Continue the back-and-forth about the FAO Schwarz visit after its last line.

> [SUPPLIED TEXT]
Start of Block

I admired Australian Madison for refusing to hold a doll from the doll hospital, reasoning that it was "too creepy." Baby's first uncanny valley.

Caity: To which I say: This is America, Madison! Leave that rude 'tude back in Oz! Hold the fucking baby doll or get out, mate!

Rich: The dolls were busted. I stand with Madison.

Caity: At Toy Soldier Roy's urging, I accepted a baby doll from French Alexia (ALAXYAH! VAS-Y, VAS-Y!) And all the adults in the crowd (also at Toy Soldier Roy's urging) said "Ohhhh..Hahaha, uh-oh!" and nudged you in the ribs with their eyes, as if to say...

Rich: ...GET ER DONE.

Caity: I tell you what, I would not consent to raise a child with any man who tried to bring me to any place before 8 a.m.

Rich: Also on the second floor was something called "Super Awesome Me," which provides you with an action figure in your likeness. You just pose in FAO Schwarz and a month later, you're shredded in plastic. $100 is a small price to pay to look like a human god.

Caity: How exact a likeness the resulting action figures are was unclear.

Rich: Hm, get back to me in a month and I'll show you.

Caity: I thought this would make a funny and creepy surprise gift to give someone (I made a voodoo doll of you!), but then I realized that you must be there to be photographed in person. So that's out, unless you can somehow trick your friend into thinking they're being photographed on the Super Awesome Me create-your-own action figure photography stage for an unrelated purpose.

Rich: It would be a very good gift for a gay man and an even better gift for his self-esteem. Especially this gay man.

Caity: I fell into my old habit of taking lots of pictures of beautiful Barbies that were too expensive for me to ever ever own, and then it was time to go look at teeny tiny cars for children to drive without a license. In one teeny tiny Mini Cooper ("It's got an iPod dock!" shouted Toy Soldier Roy), you and I saw what appeared to be some sort of discarded mouth guard.

Rich: I thought it was poop.

Caity: Huh. Everything's a mystery in Toyland.

Rich: Up next was Lego, and several references to The Lego Movie, the gift that keeps on giving to Lego.

End of Block

> [Extracted records]
Start of Block

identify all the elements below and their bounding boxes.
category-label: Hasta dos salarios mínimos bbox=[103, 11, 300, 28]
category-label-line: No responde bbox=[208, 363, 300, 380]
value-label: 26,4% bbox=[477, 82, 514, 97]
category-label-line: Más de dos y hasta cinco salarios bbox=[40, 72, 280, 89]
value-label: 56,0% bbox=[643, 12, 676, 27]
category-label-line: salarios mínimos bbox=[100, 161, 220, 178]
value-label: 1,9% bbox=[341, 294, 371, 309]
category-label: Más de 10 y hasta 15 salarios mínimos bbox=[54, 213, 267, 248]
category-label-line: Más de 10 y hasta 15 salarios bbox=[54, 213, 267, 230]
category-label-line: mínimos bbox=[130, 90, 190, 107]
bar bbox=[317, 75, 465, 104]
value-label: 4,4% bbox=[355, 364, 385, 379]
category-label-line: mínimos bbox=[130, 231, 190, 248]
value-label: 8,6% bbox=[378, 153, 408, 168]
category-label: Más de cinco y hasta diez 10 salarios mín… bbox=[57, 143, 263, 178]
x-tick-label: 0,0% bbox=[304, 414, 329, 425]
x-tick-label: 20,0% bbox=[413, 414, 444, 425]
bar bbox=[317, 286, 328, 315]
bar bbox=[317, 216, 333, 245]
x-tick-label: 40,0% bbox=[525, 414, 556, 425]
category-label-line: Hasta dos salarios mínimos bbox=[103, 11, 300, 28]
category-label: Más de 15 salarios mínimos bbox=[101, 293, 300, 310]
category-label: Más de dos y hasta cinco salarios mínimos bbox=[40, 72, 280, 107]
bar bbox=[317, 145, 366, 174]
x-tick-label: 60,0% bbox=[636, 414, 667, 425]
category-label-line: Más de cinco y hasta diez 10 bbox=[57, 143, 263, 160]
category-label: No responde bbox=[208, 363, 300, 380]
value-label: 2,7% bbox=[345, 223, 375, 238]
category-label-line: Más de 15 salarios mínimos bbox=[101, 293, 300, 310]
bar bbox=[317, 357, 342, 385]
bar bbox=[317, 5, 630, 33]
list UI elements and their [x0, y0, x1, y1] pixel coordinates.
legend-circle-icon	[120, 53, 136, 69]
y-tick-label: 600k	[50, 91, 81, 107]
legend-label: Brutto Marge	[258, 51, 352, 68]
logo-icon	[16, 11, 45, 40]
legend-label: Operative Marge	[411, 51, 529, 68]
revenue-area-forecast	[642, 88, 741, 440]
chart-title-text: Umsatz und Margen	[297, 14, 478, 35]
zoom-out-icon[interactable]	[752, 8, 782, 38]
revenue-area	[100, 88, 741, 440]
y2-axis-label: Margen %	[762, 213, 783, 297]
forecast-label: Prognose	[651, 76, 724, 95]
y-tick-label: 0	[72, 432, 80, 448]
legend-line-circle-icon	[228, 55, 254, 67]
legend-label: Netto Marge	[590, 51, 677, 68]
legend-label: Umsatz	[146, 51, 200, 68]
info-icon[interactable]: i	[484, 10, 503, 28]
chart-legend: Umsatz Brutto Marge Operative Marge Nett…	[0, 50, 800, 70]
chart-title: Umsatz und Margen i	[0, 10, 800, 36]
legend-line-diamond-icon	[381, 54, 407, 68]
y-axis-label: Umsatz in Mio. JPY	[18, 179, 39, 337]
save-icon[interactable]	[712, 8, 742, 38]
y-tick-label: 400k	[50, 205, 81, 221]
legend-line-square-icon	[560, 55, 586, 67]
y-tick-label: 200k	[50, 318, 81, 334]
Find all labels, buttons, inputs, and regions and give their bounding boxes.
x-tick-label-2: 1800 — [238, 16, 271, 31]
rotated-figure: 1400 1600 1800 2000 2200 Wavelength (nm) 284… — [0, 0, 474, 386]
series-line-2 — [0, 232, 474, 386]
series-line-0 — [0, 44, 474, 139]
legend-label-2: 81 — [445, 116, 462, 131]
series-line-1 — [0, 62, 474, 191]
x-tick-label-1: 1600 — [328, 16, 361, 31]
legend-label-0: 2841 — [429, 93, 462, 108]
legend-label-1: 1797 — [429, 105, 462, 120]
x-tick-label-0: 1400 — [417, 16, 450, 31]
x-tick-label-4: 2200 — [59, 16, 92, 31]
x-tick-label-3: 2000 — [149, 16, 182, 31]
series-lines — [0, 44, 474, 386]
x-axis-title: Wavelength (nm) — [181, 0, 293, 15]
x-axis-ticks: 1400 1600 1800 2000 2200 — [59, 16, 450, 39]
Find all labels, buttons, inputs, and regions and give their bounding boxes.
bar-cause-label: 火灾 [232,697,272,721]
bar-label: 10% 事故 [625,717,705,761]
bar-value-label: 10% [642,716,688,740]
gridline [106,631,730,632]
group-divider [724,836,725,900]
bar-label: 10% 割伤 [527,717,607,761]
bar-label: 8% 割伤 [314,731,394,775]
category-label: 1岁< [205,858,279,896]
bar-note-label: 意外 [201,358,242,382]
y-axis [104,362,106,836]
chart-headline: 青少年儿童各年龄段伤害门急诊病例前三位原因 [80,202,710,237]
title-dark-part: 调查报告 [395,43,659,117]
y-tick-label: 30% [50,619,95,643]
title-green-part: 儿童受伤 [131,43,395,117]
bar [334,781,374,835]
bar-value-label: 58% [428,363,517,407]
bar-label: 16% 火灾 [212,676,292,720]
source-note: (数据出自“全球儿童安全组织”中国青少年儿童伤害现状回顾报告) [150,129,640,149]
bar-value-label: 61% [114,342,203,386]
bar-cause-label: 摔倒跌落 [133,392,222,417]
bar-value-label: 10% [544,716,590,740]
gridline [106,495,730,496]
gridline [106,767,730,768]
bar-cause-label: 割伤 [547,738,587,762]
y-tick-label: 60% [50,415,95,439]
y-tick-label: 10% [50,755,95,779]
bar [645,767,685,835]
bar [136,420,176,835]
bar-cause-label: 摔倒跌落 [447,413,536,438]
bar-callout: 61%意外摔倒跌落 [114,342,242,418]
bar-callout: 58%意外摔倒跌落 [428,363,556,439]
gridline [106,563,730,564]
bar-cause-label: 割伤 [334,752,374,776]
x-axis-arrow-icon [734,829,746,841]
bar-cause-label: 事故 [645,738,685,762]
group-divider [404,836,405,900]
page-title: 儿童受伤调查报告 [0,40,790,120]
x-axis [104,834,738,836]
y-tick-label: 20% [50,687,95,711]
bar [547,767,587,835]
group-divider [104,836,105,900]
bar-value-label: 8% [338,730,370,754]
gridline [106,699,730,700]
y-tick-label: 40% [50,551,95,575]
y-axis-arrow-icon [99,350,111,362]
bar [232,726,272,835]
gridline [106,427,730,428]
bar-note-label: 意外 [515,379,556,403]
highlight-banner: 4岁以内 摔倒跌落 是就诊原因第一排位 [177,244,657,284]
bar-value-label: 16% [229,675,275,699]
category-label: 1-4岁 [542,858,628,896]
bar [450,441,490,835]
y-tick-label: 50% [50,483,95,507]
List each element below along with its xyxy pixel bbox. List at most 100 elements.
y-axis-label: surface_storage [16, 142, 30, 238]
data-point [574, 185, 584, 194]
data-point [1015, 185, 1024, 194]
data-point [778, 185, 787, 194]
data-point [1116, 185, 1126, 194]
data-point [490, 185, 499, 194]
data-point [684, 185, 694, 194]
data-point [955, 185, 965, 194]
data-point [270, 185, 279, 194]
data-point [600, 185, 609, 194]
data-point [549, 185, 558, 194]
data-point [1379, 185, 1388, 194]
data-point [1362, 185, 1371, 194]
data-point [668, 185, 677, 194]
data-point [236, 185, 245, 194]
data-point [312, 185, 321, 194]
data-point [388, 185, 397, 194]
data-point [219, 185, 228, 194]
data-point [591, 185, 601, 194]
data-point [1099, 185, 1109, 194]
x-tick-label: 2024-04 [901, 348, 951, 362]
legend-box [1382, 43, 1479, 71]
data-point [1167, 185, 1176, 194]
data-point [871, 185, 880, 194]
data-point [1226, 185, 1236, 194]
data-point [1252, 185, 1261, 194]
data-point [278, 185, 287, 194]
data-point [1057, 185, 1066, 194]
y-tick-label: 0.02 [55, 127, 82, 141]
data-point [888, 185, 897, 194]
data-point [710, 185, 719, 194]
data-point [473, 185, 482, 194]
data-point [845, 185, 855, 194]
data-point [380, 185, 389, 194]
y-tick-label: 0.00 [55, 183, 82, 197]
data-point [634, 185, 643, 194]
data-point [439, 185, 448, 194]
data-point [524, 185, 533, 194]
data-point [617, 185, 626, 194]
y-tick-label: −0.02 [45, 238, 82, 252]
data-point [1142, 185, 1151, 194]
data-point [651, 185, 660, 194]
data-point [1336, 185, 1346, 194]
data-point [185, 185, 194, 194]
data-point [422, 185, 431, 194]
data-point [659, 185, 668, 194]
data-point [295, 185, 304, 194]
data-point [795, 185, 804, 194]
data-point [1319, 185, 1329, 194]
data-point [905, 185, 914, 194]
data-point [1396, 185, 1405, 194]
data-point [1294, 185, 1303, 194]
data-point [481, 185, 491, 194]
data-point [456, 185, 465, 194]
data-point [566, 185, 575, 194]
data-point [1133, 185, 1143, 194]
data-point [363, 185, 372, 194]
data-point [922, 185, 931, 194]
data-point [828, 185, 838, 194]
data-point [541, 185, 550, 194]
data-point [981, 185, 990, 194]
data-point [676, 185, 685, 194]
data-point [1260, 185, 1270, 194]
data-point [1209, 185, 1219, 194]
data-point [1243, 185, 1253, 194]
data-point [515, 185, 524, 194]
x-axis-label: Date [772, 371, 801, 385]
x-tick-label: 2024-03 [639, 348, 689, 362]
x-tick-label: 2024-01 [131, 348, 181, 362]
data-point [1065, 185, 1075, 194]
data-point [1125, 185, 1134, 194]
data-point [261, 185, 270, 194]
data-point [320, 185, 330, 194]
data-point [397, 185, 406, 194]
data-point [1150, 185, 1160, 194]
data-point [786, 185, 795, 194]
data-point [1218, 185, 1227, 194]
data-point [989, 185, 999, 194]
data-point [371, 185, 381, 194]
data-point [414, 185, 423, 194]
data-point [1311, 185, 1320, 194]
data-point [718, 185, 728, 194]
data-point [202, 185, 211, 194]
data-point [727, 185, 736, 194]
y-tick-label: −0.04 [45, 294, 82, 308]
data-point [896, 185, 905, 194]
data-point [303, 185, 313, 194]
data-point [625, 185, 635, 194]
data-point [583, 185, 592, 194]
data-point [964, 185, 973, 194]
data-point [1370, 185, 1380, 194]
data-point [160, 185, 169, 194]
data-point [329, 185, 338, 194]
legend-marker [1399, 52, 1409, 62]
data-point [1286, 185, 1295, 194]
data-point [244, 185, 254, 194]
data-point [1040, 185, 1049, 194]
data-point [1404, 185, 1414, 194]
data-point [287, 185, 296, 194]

End of Block

> [ANSWER AREA]
Caity: Toy Soldier Roy told us that professional lego statue assemblers make six figures, and I have spent the past six days wondering if that was a pun or simply a sign that life is meaningless.

Rich: Then we came upon "the room that everyone asks for, that people can't wait to get in."

GET EXCITED. Please feel this moment and invest in the idea that it will live up to the hype and absolutely nothing will go wrong.

Caity: I would describe enormous in-floor piano as a BIG disappointment.

Toy Soldier Roy started off by succinctly recounting the plot of Big. His appraisal of the film included the statement "And, of course, there's no one bigger than Tom Hanks," which I keep thinking about because it makes no sense.

Rich: I think he was speaking from the perspective of a person stuck in 1995, when Hanks won his second Oscar in a row.

Next he asked if we remembered what songs Tom Hanks and that old guy played on the giant piano in Big. Yes, "Chopsticks" and "Heart and Soul," but I didn't answer because I didn't want to seem like a know-it-all Hanks aficionado.

Caity: I answered "Heart and Soul" after no one got "Chopsticks" because I hate the anxious silence of an unanswered question voiced to a group.

Rich: "And," said Roy, "that sounds a little bit something like..."

His suited assistant stepped on the keyboard and...

Nothing.

Caity: An even more anxious silence.

Rich: That was the biggest anticlimax of the year—perhaps of my life.

Caity: The suited man lost it. Understandably so. It was the worst moment of the lives of everyone in the room, but especially his.

Rich: Everyone lost it. It was madness. (Quiet, disappointed madness.) A giant ladder was brought out. Many sound checks occurred.

Caity: Alexia didn't know what was going on or care, probably. The FAO Schwarz schtaff very graciously and nervously apologized to us, over and over again.

Rich: The man in the suit said that he couldn't apologize enough, in fact. He didn't kill anyone, but he did kill our dream of hearing music from a giant keyboard on the floor, and did the required penance.

Roy said, "I'll make sure that everybody your next visit here you will get Toy Soldier Roy on the piano with you."

I'm sorry, sir, we have to come back? What if we come back and Toy Soldier Roy is sick in bed? Will he come into work and stand on the keyboard with us?

Caity: No offense to Toy Soldier Roy—there's no one bigger than Toy Soldier Roy—but he was not the main appeal of dancing on a piano. If anything, I would prefer to have no one on the piano with me. This is is a solo performance—all heart no soul.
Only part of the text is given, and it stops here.